### Request
Can you quote the records below in full, word for word?

### Source material
------
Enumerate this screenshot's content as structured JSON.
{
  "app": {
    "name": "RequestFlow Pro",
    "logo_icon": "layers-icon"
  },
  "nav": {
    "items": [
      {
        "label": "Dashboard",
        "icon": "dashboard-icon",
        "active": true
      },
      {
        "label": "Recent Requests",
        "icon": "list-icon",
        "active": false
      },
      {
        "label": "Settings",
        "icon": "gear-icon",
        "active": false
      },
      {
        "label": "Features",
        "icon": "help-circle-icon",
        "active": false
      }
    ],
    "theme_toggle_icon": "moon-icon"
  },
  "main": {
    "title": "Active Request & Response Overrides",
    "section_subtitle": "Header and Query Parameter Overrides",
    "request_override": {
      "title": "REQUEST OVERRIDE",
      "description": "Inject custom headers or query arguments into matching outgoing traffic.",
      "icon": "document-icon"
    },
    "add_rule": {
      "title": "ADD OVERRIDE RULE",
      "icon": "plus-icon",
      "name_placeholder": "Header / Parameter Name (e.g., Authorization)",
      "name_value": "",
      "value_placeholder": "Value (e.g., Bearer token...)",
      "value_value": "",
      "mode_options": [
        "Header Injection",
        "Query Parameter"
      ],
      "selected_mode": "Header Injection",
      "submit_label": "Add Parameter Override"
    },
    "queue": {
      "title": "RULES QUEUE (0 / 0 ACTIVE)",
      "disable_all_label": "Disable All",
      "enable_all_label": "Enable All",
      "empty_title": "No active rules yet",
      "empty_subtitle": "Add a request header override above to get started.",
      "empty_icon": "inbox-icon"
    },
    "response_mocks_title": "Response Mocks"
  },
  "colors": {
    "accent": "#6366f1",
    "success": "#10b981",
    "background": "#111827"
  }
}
------
### The result
Enumerate this screenshot's content as structured JSON.
{
  "app": {
    "name": "RequestFlow Pro",
    "logo_icon": "layers-icon"
  },
  "nav": {
    "items": [
      {
        "label": "Dashboard",
        "icon": "dashboard-icon",
        "active": true
      },
      {
        "label": "Recent Requests",
        "icon": "list-icon",
        "active": false
      },
      {
        "label": "Settings",
        "icon": "gear-icon",
        "active": false
      },
      {
        "label": "Features",
        "icon": "help-circle-icon",
        "active": false
      }
    ],
    "theme_toggle_icon": "moon-icon"
  },
  "main": {
    "title": "Active Request & Response Overrides",
    "section_subtitle": "Header and Query Parameter Overrides",
    "request_override": {
      "title": "REQUEST OVERRIDE",
      "description": "Inject custom headers or query arguments into matching outgoing traffic.",
      "icon": "document-icon"
    },
    "add_rule": {
      "title": "ADD OVERRIDE RULE",
      "icon": "plus-icon",
      "name_placeholder": "Header / Parameter Name (e.g., Authorization)",
      "name_value": "",
      "value_placeholder": "Value (e.g., Bearer token...)",
      "value_value": "",
      "mode_options": [
        "Header Injection",
        "Query Parameter"
      ],
      "selected_mode": "Header Injection",
      "submit_label": "Add Parameter Override"
    },
    "queue": {
      "title": "RULES QUEUE (0 / 0 ACTIVE)",
      "disable_all_label": "Disable All",
      "enable_all_label": "Enable All",
      "empty_title": "No active rules yet",
      "empty_subtitle": "Add a request header override above to get started.",
      "empty_icon": "inbox-icon"
    },
    "response_mocks_title": "Response Mocks"
  },
  "colors": {
    "accent": "#6366f1",
    "success": "#10b981",
    "background": "#111827"
  }
}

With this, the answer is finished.